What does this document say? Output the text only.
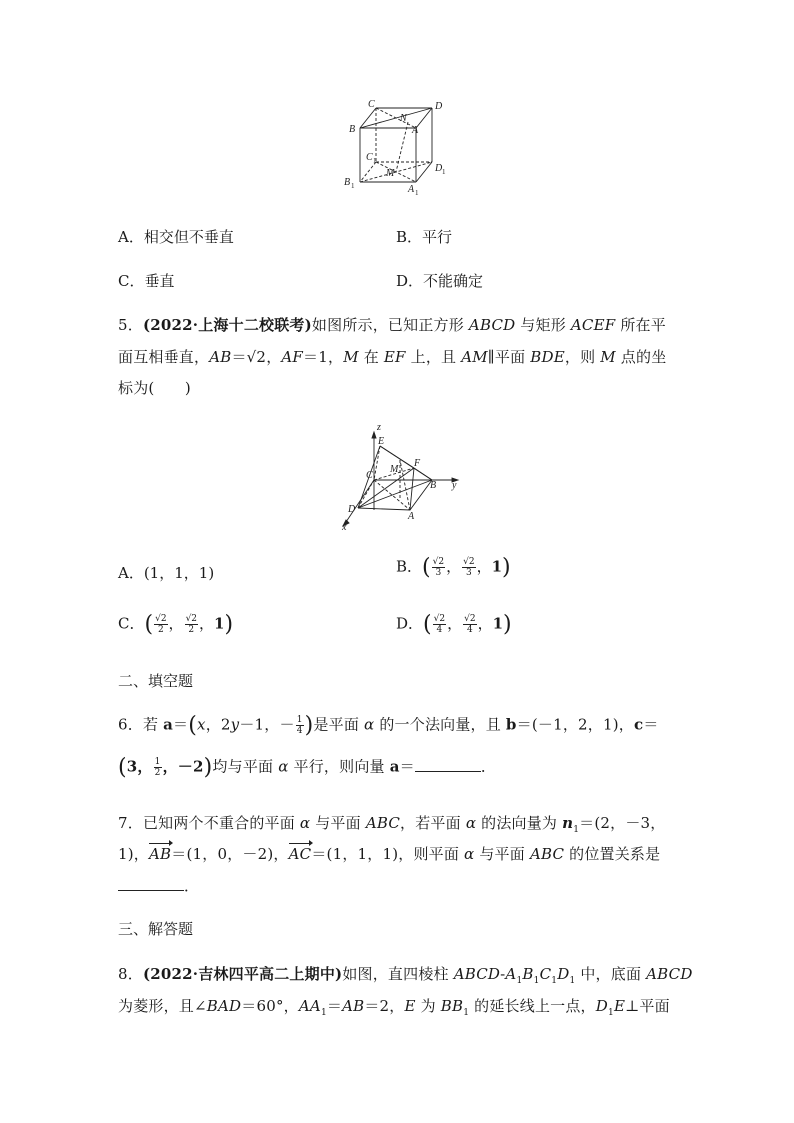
C	D
B
N
A
C 1
D 1
M
B 1	A 1
A．相交但不垂直	B．平行
C．垂直	D．不能确定
5．(2022·上海十二校联考)如图所示，已知正方形 ABCD 与矩形 ACEF 所在平
面互相垂直，AB＝√2，AF＝1，M 在 EF 上，且 AM∥平面 BDE，则 M 点的坐
标为(　　)
z
E
F
M
C
B y
D
A
x
A．(1，1，1)	B．( $\frac{√2}{3}$ ， $\frac{√2}{3}$ ，1)
C．( $\frac{√2}{2}$ ， $\frac{√2}{2}$ ，1)	D．( $\frac{√2}{4}$ ， $\frac{√2}{4}$ ，1)
二、填空题
6．若 a＝(x，2y－1，－ $\frac{1}{4}$ )是平面 α 的一个法向量，且 b＝(－1，2，1)，c＝
(3， $\frac{1}{2}$ ，－2)均与平面 α 平行，则向量 a＝	．
7．已知两个不重合的平面 α 与平面 ABC，若平面 α 的法向量为 $n_1=(2$，－3，
1)，AB＝(1，0，－2)，AC＝(1，1，1)，则平面 α 与平面 ABC 的位置关系是
．
三、解答题
8．(2022·吉林四平高二上期中)如图，直四棱柱 ABCD-$A_1B_1C_1D_1$ 中，底面 ABCD
为菱形，且∠BAD＝60°，$AA_1=AB=2$，E 为 $BB_1$ 的延长线上一点，$D_1E\perp$平面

____________________

(Given instruction): In the records above, find the lines containing "ABCD" and copy them.

(Finished task):
5．(2022·上海十二校联考)如图所示，已知正方形 ABCD 与矩形 ACEF 所在平
8．(2022·吉林四平高二上期中)如图，直四棱柱 ABCD-$A_1B_1C_1D_1$ 中，底面 ABCD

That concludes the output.